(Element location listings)
------------

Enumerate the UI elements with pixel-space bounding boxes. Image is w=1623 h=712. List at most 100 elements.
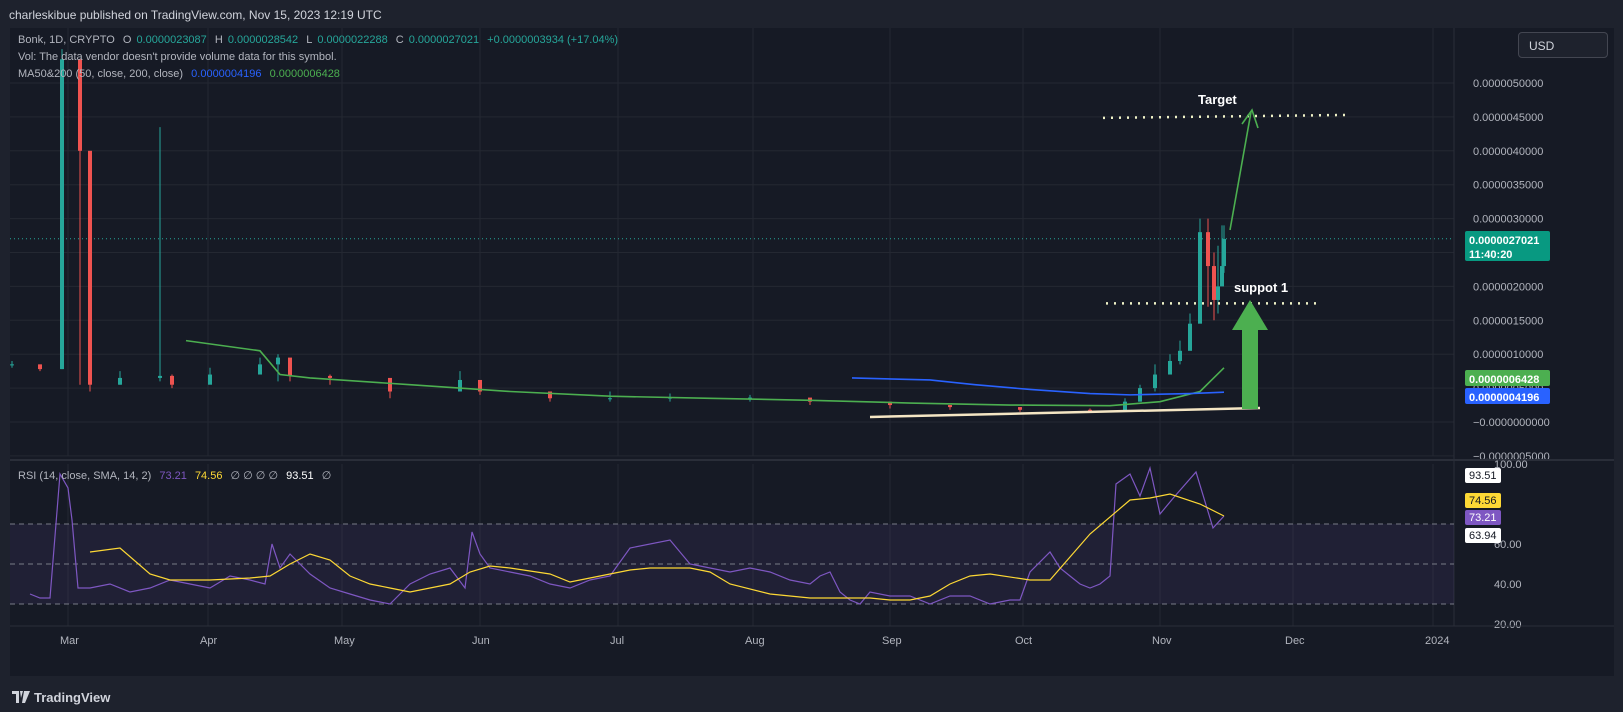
trend-line <box>869 406 1261 419</box>
support-label: suppot 1 <box>1234 280 1288 295</box>
price-tick-label: 0.0000040000 <box>1473 146 1543 158</box>
time-axis-label: Jul <box>610 635 624 647</box>
rsi-na-values: ∅ ∅ ∅ ∅ <box>230 470 279 482</box>
candle-body <box>78 59 82 151</box>
symbol-legend: Bonk, 1D, CRYPTO O 0.0000023087 H 0.000002… <box>18 34 623 46</box>
time-axis-label: Sep <box>882 635 902 647</box>
time-axis-label: Jun <box>472 635 490 647</box>
open-value: 0.0000023087 <box>136 34 207 46</box>
rsi-tag: 93.51 <box>1469 470 1497 482</box>
rsi-tag: 63.94 <box>1469 530 1497 542</box>
candle-body <box>1216 286 1220 300</box>
rsi-extra-value: 93.51 <box>286 470 314 482</box>
candle-body <box>328 375 332 378</box>
rsi-tick-label: 60.00 <box>1494 539 1522 551</box>
brand-name: TradingView <box>34 690 111 705</box>
currency-button[interactable]: USD <box>1518 32 1608 58</box>
main-pane <box>10 28 1454 456</box>
candle-body <box>1188 323 1192 351</box>
candle-body <box>888 401 892 406</box>
price-tick-label: 0.0000010000 <box>1473 349 1543 361</box>
candle-body <box>1206 232 1210 267</box>
candle-body <box>478 379 482 392</box>
rsi-tick-label: 40.00 <box>1494 579 1522 591</box>
publisher-info: charleskibue published on TradingView.co… <box>9 8 382 22</box>
price-tick-label: 0.0000020000 <box>1473 281 1543 293</box>
rsi-line <box>29 465 1225 605</box>
candle-body <box>1168 360 1172 375</box>
candle-body <box>458 379 462 392</box>
target-label: Target <box>1198 92 1237 107</box>
rsi-tag: 74.56 <box>1469 495 1497 507</box>
low-label: L <box>306 34 313 46</box>
candle-body <box>608 398 612 400</box>
candle-body <box>276 357 280 365</box>
rsi-tick-label: 100.00 <box>1494 459 1528 471</box>
price-tick-label: 0.0000050000 <box>1473 78 1543 90</box>
candle-body <box>170 375 174 385</box>
high-label: H <box>214 34 223 46</box>
rsi-tag-bg <box>1465 468 1501 483</box>
candle-body <box>748 397 752 399</box>
high-value: 0.0000028542 <box>227 34 299 46</box>
low-value: 0.0000022288 <box>317 34 388 46</box>
candle-body <box>1153 374 1157 389</box>
candle-body <box>1198 232 1202 324</box>
footer: TradingView <box>0 684 1623 712</box>
target-line <box>1102 113 1351 120</box>
candle-body <box>548 391 552 399</box>
tradingview-icon <box>12 691 30 703</box>
time-axis-label: Apr <box>200 635 217 647</box>
symbol-name[interactable]: Bonk, 1D, CRYPTO <box>18 34 115 46</box>
ma-legend: MA50&200 (50, close, 200, close) 0.00000… <box>18 68 345 80</box>
candle-body <box>208 374 212 385</box>
rsi-label[interactable]: RSI (14, close, SMA, 14, 2) <box>18 470 152 482</box>
close-value: 0.0000027021 <box>408 34 480 46</box>
time-axis-label: Aug <box>745 635 765 647</box>
ma50-tag-bg <box>1465 388 1550 404</box>
candle-body <box>38 364 42 370</box>
rsi-na-value: ∅ <box>321 470 332 482</box>
candle-body <box>258 364 262 375</box>
ma200-tag-text: 0.0000006428 <box>1469 374 1539 386</box>
target-arrow-line <box>1229 111 1252 231</box>
candle-body <box>388 377 392 392</box>
tradingview-logo[interactable]: TradingView <box>12 690 110 705</box>
top-bar: charleskibue published on TradingView.co… <box>0 0 1623 28</box>
price-tick-label: 0.0000015000 <box>1473 315 1543 327</box>
ma200-value: 0.0000006428 <box>269 68 340 80</box>
chart-panel[interactable]: 0.0000050000 0.0000045000 0.0000040000 0.00… <box>10 28 1614 676</box>
candle-body <box>158 375 162 378</box>
rsi-tag-bg <box>1465 510 1501 525</box>
candle-body <box>88 150 92 385</box>
rsi-value: 73.21 <box>159 470 187 482</box>
rsi-sma-line <box>89 493 1225 601</box>
ma50-tag-text: 0.0000004196 <box>1469 392 1539 404</box>
time-axis-label: Dec <box>1285 635 1305 647</box>
candle-body <box>1123 401 1127 411</box>
candle-body <box>1212 266 1216 300</box>
candle-body <box>1088 409 1092 411</box>
price-tick-label: 0.0000030000 <box>1473 214 1543 226</box>
candle-body <box>60 59 64 370</box>
price-tick-label: 0.0000035000 <box>1473 180 1543 192</box>
time-axis-label: Mar <box>60 635 79 647</box>
rsi-tick-label: 20.00 <box>1494 619 1522 631</box>
current-price-tag-text: 0.0000027021 <box>1469 235 1539 247</box>
rsi-legend: RSI (14, close, SMA, 14, 2) 73.21 74.56 … <box>18 469 336 482</box>
support-bounce-arrow <box>1232 300 1268 409</box>
time-axis-label: 2024 <box>1425 635 1449 647</box>
rsi-tag-bg <box>1465 528 1501 543</box>
target-arrowhead <box>1241 108 1259 129</box>
rsi-tag: 73.21 <box>1469 512 1497 524</box>
candle-body <box>1018 407 1022 410</box>
candle-body <box>1220 266 1224 287</box>
ma-label[interactable]: MA50&200 (50, close, 200, close) <box>18 68 184 80</box>
time-axis-label: Nov <box>1152 635 1172 647</box>
chart-canvas[interactable]: 0.0000050000 0.0000045000 0.0000040000 0.00… <box>10 28 1614 676</box>
time-axis-label: Oct <box>1015 635 1032 647</box>
rsi-sma-value: 74.56 <box>194 470 223 482</box>
open-label: O <box>122 34 132 46</box>
current-price-tag-text: 11:40:20 <box>1469 249 1512 261</box>
candle-body <box>1222 238 1226 267</box>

------------

Please echo the lines from the line with "trend-line <box>869 406 1261 419</box>" to the line with "candle-body <box>458 379 462 392</box>", both ends included.

trend-line <box>869 406 1261 419</box>
support-label: suppot 1 <box>1234 280 1288 295</box>
price-tick-label: 0.0000040000 <box>1473 146 1543 158</box>
time-axis-label: Jul <box>610 635 624 647</box>
rsi-na-values: ∅ ∅ ∅ ∅ <box>230 470 279 482</box>
candle-body <box>78 59 82 151</box>
symbol-legend: Bonk, 1D, CRYPTO O 0.0000023087 H 0.000002… <box>18 34 623 46</box>
time-axis-label: Sep <box>882 635 902 647</box>
time-axis-label: Jun <box>472 635 490 647</box>
open-value: 0.0000023087 <box>136 34 207 46</box>
rsi-tag: 93.51 <box>1469 470 1497 482</box>
rsi-tag: 63.94 <box>1469 530 1497 542</box>
candle-body <box>1216 286 1220 300</box>
rsi-extra-value: 93.51 <box>286 470 314 482</box>
candle-body <box>328 375 332 378</box>
rsi-tick-label: 60.00 <box>1494 539 1522 551</box>
brand-name: TradingView <box>34 690 111 705</box>
currency-button[interactable]: USD <box>1518 32 1608 58</box>
main-pane <box>10 28 1454 456</box>
candle-body <box>1188 323 1192 351</box>
candle-body <box>888 401 892 406</box>
price-tick-label: 0.0000010000 <box>1473 349 1543 361</box>
candle-body <box>1206 232 1210 267</box>
candle-body <box>478 379 482 392</box>
rsi-tick-label: 40.00 <box>1494 579 1522 591</box>
publisher-info: charleskibue published on TradingView.co… <box>9 8 382 22</box>
price-tick-label: 0.0000020000 <box>1473 281 1543 293</box>
rsi-line <box>29 465 1225 605</box>
candle-body <box>1168 360 1172 375</box>
candle-body <box>458 379 462 392</box>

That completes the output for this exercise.